## What the exercise asks:
From the listing below, pull out the lines that hold "link".
** Start Material supplied **
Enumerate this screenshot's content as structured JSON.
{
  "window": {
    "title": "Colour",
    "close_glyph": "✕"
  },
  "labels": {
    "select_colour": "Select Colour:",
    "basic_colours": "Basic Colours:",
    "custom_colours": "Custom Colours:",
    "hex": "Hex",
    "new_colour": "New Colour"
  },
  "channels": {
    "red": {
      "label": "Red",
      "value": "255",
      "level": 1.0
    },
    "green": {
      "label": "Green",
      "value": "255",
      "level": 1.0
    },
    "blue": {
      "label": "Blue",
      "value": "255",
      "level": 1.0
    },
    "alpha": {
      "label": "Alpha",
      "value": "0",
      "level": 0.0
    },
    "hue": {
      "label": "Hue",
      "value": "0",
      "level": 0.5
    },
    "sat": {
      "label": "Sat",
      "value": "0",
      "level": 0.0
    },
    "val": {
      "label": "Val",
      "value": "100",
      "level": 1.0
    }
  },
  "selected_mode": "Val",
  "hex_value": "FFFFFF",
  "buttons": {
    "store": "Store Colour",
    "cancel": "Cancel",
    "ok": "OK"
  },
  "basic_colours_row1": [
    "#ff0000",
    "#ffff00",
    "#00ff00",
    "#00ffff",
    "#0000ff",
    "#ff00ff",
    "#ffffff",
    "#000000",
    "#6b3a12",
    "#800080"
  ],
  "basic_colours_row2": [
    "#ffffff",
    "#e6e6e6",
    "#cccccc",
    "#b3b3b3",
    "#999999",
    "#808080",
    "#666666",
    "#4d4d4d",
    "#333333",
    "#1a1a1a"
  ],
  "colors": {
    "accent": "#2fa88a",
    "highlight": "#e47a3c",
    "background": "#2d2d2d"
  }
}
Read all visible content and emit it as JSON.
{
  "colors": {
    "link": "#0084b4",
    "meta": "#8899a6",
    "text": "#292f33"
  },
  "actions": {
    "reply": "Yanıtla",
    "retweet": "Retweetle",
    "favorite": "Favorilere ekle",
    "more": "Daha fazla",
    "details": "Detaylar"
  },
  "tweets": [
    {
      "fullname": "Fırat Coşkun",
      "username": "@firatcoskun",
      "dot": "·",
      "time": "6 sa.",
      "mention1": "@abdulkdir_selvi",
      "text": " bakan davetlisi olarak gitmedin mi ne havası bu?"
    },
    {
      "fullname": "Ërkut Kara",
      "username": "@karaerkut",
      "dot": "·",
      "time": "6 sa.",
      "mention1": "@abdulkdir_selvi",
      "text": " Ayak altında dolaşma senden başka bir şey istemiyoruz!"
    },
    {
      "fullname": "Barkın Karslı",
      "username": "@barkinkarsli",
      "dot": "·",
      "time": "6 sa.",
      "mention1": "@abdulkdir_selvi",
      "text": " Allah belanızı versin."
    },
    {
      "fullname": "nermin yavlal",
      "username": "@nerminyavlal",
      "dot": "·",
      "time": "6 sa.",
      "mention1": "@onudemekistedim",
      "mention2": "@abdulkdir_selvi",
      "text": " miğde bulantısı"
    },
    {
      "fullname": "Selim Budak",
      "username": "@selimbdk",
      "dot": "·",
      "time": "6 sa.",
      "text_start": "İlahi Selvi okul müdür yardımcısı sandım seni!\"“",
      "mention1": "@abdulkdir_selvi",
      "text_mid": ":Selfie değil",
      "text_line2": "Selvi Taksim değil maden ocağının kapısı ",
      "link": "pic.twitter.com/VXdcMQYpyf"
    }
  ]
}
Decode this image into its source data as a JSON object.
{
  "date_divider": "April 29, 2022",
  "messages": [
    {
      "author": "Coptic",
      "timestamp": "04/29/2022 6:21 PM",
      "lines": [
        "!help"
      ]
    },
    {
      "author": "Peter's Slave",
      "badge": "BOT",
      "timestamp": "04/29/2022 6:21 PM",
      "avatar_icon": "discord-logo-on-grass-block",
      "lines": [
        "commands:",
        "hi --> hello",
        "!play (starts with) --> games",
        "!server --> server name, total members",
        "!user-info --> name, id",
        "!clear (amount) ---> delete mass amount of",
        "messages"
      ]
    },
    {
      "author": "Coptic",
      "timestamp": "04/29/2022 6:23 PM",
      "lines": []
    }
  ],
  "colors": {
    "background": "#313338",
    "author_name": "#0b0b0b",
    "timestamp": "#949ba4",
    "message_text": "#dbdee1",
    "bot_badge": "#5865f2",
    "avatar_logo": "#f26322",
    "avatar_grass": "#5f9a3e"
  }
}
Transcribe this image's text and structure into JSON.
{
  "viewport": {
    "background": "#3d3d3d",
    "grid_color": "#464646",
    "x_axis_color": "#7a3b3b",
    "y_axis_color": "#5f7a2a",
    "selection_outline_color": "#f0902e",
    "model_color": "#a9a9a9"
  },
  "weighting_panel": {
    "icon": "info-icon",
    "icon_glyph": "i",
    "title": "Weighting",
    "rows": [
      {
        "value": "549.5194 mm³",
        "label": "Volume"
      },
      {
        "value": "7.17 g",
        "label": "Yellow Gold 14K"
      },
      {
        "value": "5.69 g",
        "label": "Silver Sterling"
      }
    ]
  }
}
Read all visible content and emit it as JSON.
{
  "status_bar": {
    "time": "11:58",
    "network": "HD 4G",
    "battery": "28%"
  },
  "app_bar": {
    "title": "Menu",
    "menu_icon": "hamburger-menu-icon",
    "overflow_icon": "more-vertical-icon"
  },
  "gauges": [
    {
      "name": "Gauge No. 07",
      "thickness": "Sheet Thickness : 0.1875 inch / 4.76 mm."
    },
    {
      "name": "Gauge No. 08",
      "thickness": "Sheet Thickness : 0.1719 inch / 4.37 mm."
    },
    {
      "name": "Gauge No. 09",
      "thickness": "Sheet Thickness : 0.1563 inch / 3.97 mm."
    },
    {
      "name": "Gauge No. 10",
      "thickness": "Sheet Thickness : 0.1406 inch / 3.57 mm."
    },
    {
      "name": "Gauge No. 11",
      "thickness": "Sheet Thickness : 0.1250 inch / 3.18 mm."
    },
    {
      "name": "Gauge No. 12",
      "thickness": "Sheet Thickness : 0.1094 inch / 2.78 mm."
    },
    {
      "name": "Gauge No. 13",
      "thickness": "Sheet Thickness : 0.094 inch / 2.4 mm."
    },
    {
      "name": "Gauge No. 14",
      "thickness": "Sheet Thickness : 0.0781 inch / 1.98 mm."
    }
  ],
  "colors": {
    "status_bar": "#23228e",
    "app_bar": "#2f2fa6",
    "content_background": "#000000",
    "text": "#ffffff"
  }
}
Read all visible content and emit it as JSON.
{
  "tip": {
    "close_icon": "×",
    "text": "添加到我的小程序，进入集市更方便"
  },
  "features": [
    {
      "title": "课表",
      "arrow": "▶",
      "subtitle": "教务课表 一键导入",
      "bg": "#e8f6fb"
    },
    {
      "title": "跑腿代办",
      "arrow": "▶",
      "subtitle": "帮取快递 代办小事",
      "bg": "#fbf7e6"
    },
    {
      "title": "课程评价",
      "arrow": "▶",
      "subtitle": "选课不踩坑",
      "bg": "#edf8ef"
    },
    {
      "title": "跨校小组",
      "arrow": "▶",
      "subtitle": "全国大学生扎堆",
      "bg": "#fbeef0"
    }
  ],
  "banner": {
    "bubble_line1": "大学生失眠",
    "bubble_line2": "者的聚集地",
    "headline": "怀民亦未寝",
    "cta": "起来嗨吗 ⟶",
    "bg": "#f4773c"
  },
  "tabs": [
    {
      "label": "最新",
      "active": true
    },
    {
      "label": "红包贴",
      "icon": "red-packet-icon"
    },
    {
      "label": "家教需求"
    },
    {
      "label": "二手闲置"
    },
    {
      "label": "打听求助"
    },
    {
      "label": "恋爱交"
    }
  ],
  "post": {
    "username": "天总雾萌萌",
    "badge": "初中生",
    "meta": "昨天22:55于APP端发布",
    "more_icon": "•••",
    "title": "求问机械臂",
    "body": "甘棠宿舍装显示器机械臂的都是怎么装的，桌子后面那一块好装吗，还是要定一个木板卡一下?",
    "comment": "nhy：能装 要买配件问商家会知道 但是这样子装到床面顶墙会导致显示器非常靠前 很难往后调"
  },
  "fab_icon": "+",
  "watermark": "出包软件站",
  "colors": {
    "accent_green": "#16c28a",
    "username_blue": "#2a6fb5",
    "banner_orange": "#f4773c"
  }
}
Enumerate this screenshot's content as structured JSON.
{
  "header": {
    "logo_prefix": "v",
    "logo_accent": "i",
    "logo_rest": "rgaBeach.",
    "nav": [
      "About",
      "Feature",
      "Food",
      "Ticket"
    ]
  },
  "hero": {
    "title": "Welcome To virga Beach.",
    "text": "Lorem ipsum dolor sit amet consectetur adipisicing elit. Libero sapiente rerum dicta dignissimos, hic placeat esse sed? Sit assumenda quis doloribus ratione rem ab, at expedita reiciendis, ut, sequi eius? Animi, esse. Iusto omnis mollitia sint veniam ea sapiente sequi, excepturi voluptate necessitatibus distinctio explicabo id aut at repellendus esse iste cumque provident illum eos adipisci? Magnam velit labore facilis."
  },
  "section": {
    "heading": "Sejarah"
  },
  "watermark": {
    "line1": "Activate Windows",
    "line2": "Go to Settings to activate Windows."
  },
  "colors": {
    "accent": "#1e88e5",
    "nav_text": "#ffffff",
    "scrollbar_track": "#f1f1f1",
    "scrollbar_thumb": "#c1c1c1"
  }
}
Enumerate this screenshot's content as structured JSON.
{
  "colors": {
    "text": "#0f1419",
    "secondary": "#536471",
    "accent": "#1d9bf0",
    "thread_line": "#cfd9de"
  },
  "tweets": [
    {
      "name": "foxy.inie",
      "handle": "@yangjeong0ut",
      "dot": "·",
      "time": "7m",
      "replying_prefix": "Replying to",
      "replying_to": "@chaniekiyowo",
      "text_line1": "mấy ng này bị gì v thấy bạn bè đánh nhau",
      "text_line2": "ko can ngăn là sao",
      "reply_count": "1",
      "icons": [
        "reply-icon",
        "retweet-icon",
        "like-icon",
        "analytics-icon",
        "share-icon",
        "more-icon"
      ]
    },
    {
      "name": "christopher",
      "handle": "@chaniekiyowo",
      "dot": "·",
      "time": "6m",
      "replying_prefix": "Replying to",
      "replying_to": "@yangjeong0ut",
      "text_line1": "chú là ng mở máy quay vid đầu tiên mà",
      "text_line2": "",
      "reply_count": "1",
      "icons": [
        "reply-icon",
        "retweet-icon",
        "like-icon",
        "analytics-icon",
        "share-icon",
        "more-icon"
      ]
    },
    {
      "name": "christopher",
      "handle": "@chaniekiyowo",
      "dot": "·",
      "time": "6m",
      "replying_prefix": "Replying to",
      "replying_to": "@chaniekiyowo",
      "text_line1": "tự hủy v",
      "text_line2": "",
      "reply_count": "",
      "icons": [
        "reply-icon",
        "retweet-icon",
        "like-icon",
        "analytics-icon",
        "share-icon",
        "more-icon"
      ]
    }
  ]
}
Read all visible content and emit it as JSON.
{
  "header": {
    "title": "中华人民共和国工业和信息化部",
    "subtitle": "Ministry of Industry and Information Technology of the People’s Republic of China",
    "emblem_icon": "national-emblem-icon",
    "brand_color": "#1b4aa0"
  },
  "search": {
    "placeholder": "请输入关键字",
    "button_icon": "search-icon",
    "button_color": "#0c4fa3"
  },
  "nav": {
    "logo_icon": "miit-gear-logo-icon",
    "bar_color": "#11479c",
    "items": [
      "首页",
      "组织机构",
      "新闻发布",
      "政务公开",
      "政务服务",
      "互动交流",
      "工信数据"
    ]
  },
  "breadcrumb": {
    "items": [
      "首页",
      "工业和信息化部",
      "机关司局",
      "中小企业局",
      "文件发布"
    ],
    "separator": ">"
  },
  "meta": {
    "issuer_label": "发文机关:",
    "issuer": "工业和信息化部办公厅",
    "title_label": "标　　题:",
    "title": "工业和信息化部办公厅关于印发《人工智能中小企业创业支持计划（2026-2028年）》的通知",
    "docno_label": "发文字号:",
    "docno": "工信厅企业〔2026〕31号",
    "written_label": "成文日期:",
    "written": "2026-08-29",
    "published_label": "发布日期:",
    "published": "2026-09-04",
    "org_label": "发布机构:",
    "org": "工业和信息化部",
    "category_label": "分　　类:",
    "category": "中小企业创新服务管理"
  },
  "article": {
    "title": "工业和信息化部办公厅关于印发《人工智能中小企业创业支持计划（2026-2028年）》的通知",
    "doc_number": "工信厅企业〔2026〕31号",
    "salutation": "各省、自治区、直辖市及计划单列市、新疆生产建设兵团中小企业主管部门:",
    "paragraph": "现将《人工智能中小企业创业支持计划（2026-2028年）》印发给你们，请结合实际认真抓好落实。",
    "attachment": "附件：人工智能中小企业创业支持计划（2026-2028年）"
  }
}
** End Material supplied **
## Response:
    "link": "#0084b4",
      "link": "pic.twitter.com/VXdcMQYpyf"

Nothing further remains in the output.